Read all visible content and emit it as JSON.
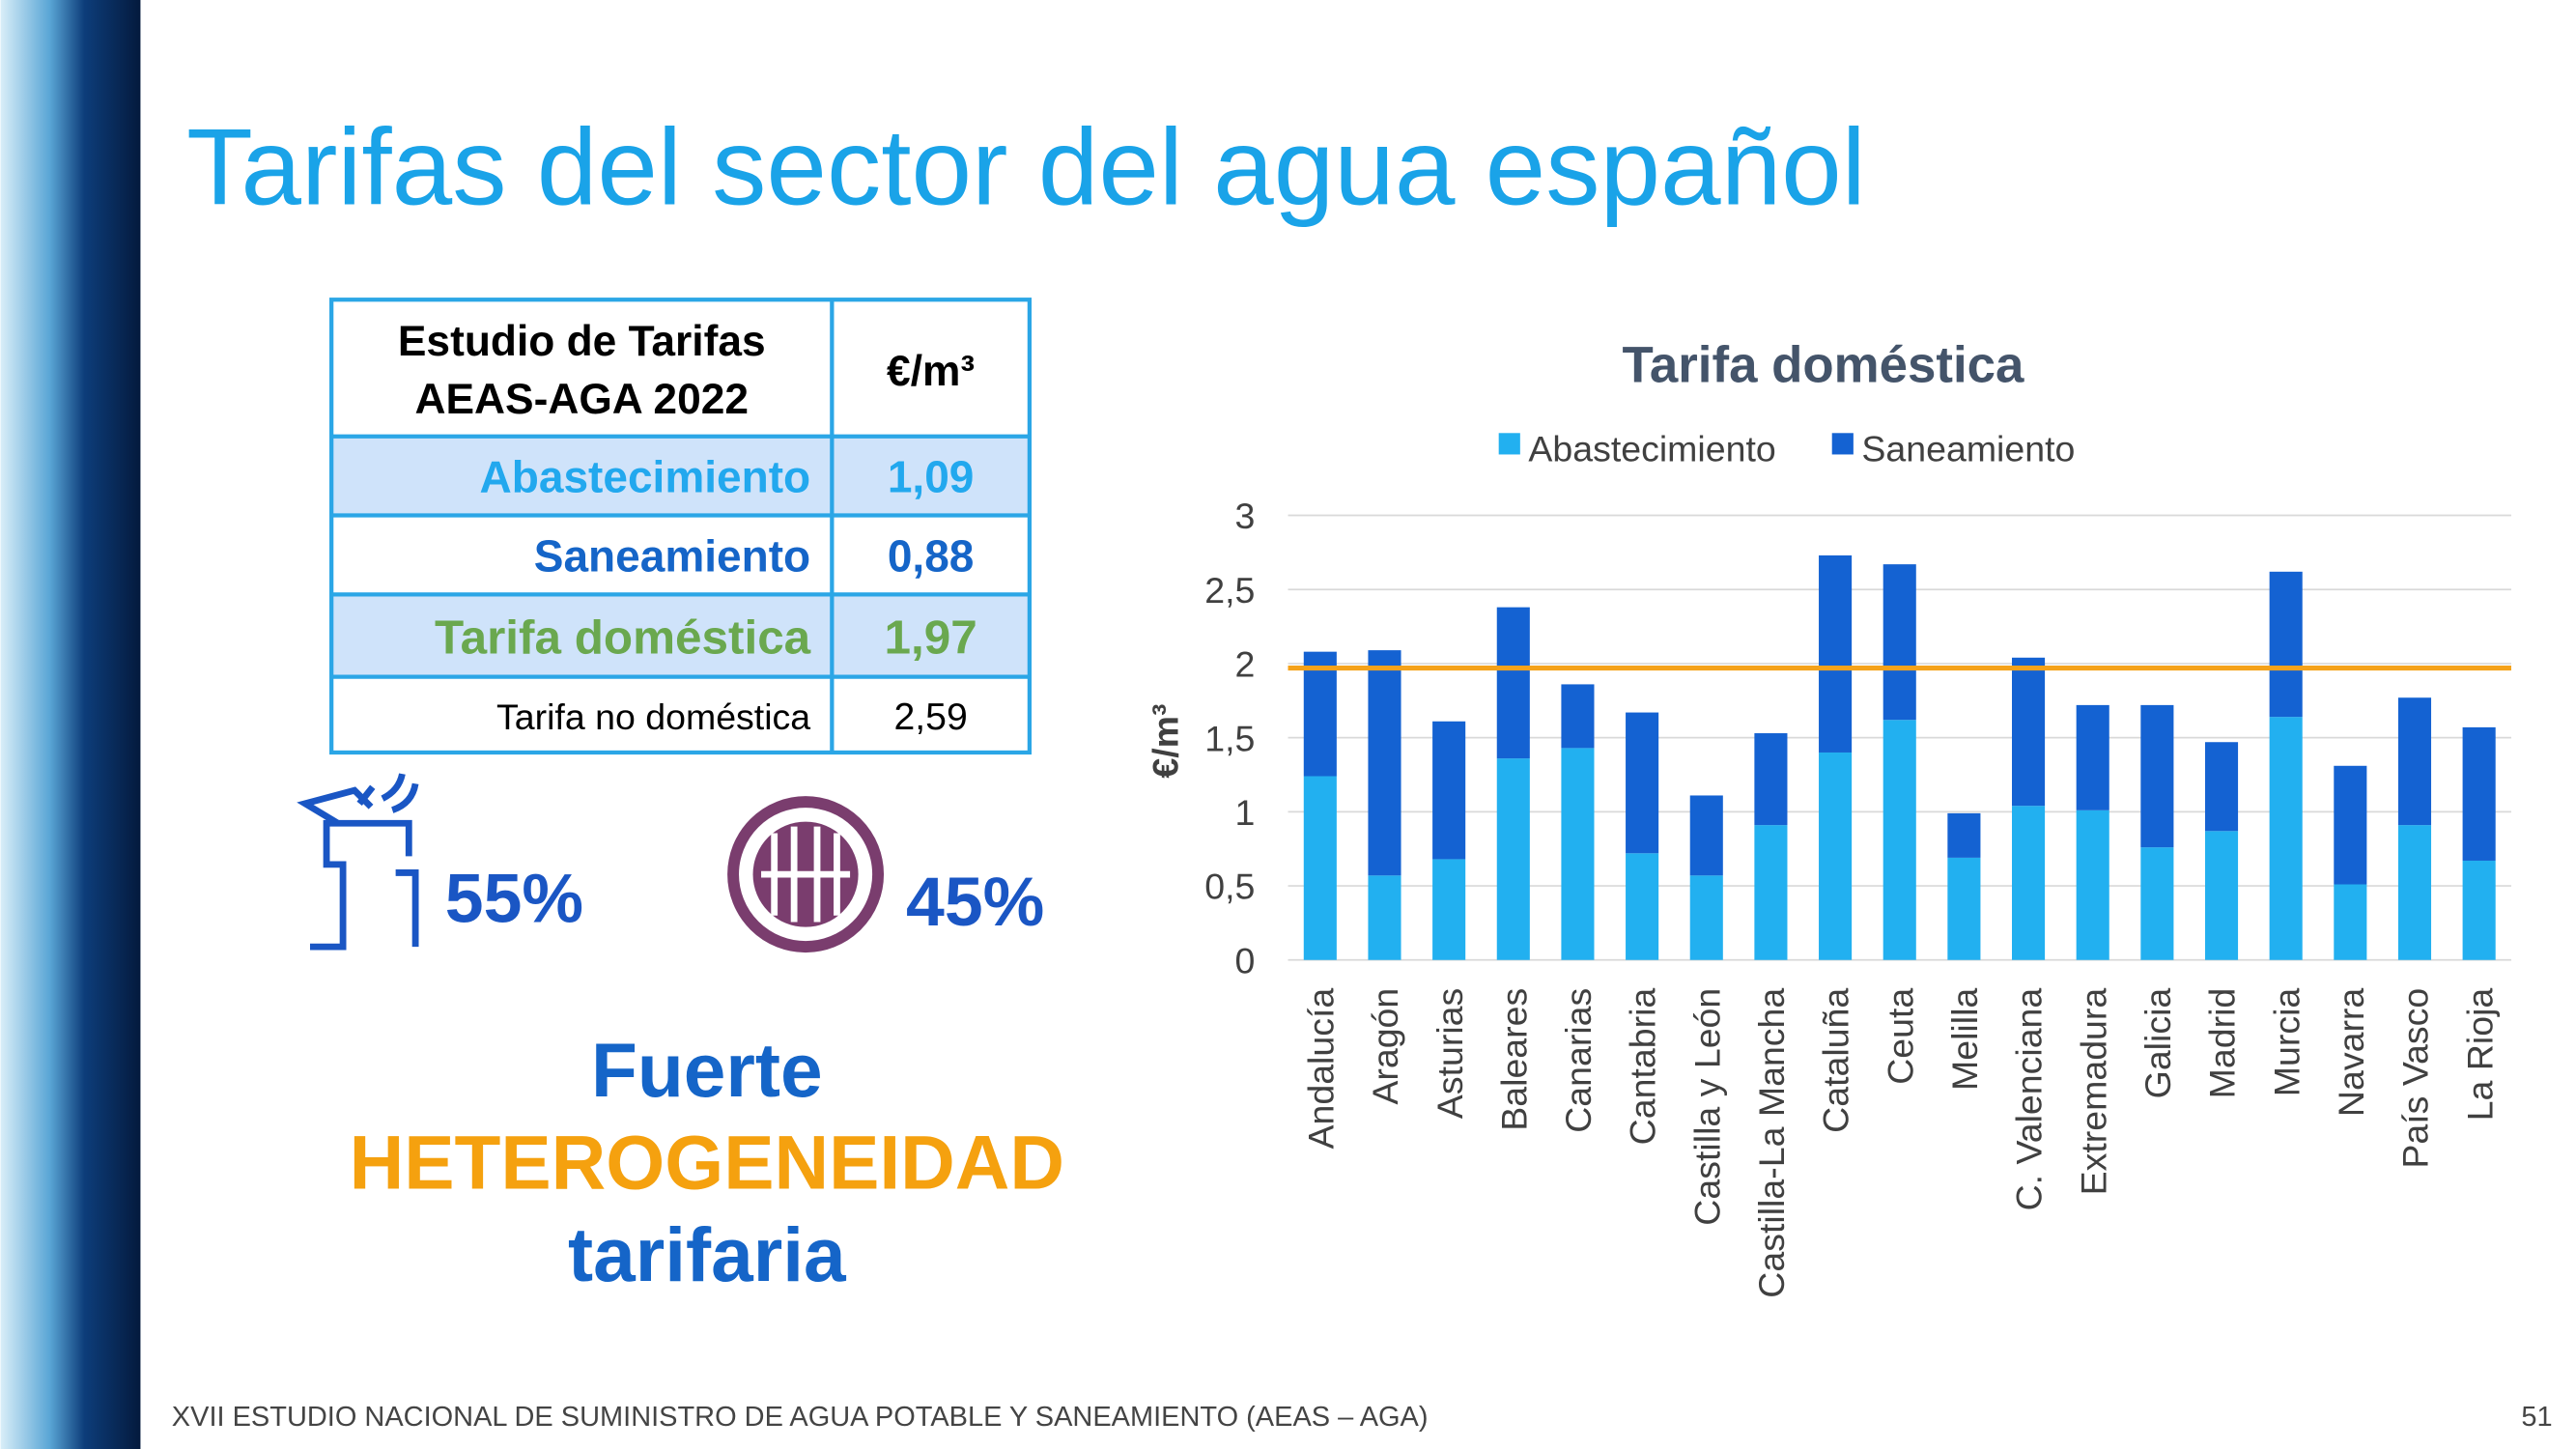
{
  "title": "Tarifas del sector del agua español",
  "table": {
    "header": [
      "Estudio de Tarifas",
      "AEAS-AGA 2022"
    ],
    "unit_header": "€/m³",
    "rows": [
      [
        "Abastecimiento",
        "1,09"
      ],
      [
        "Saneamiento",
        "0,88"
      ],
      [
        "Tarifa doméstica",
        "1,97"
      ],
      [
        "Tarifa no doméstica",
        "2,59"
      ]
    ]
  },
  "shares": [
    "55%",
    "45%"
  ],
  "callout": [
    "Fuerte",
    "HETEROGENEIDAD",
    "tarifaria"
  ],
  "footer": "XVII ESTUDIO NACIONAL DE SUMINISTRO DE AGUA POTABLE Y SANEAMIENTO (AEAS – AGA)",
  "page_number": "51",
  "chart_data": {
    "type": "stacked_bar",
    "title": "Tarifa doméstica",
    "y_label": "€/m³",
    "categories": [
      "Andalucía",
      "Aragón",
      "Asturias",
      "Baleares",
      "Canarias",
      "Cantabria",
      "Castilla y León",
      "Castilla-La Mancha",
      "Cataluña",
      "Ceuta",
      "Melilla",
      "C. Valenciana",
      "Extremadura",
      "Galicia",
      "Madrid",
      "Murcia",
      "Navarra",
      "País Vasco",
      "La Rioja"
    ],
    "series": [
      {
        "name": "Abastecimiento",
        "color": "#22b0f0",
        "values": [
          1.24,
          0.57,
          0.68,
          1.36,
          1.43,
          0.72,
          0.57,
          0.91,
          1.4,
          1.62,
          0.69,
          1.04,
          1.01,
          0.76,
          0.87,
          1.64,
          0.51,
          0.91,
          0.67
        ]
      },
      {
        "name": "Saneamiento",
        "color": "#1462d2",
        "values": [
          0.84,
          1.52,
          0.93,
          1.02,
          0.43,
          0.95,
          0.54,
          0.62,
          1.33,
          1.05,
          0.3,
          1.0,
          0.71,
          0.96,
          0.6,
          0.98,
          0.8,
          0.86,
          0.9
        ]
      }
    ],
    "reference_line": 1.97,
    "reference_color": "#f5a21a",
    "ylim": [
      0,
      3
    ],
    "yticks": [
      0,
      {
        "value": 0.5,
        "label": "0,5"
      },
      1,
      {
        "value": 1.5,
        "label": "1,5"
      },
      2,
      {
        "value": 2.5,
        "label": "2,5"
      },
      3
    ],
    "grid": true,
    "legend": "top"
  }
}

------------------------

**WORK TO DO:** Copy every record character for character. Skip the pictures.

**WRITTEN RESPONSE:**
Read all visible content and emit it as JSON.
{
  "title": "Tarifas del sector del agua español",
  "table": {
    "header": [
      "Estudio de Tarifas",
      "AEAS-AGA 2022"
    ],
    "unit_header": "€/m³",
    "rows": [
      [
        "Abastecimiento",
        "1,09"
      ],
      [
        "Saneamiento",
        "0,88"
      ],
      [
        "Tarifa doméstica",
        "1,97"
      ],
      [
        "Tarifa no doméstica",
        "2,59"
      ]
    ]
  },
  "shares": [
    "55%",
    "45%"
  ],
  "callout": [
    "Fuerte",
    "HETEROGENEIDAD",
    "tarifaria"
  ],
  "footer": "XVII ESTUDIO NACIONAL DE SUMINISTRO DE AGUA POTABLE Y SANEAMIENTO (AEAS – AGA)",
  "page_number": "51",
  "chart_data": {
    "type": "stacked_bar",
    "title": "Tarifa doméstica",
    "y_label": "€/m³",
    "categories": [
      "Andalucía",
      "Aragón",
      "Asturias",
      "Baleares",
      "Canarias",
      "Cantabria",
      "Castilla y León",
      "Castilla-La Mancha",
      "Cataluña",
      "Ceuta",
      "Melilla",
      "C. Valenciana",
      "Extremadura",
      "Galicia",
      "Madrid",
      "Murcia",
      "Navarra",
      "País Vasco",
      "La Rioja"
    ],
    "series": [
      {
        "name": "Abastecimiento",
        "color": "#22b0f0",
        "values": [
          1.24,
          0.57,
          0.68,
          1.36,
          1.43,
          0.72,
          0.57,
          0.91,
          1.4,
          1.62,
          0.69,
          1.04,
          1.01,
          0.76,
          0.87,
          1.64,
          0.51,
          0.91,
          0.67
        ]
      },
      {
        "name": "Saneamiento",
        "color": "#1462d2",
        "values": [
          0.84,
          1.52,
          0.93,
          1.02,
          0.43,
          0.95,
          0.54,
          0.62,
          1.33,
          1.05,
          0.3,
          1.0,
          0.71,
          0.96,
          0.6,
          0.98,
          0.8,
          0.86,
          0.9
        ]
      }
    ],
    "reference_line": 1.97,
    "reference_color": "#f5a21a",
    "ylim": [
      0,
      3
    ],
    "yticks": [
      0,
      {
        "value": 0.5,
        "label": "0,5"
      },
      1,
      {
        "value": 1.5,
        "label": "1,5"
      },
      2,
      {
        "value": 2.5,
        "label": "2,5"
      },
      3
    ],
    "grid": true,
    "legend": "top"
  }
}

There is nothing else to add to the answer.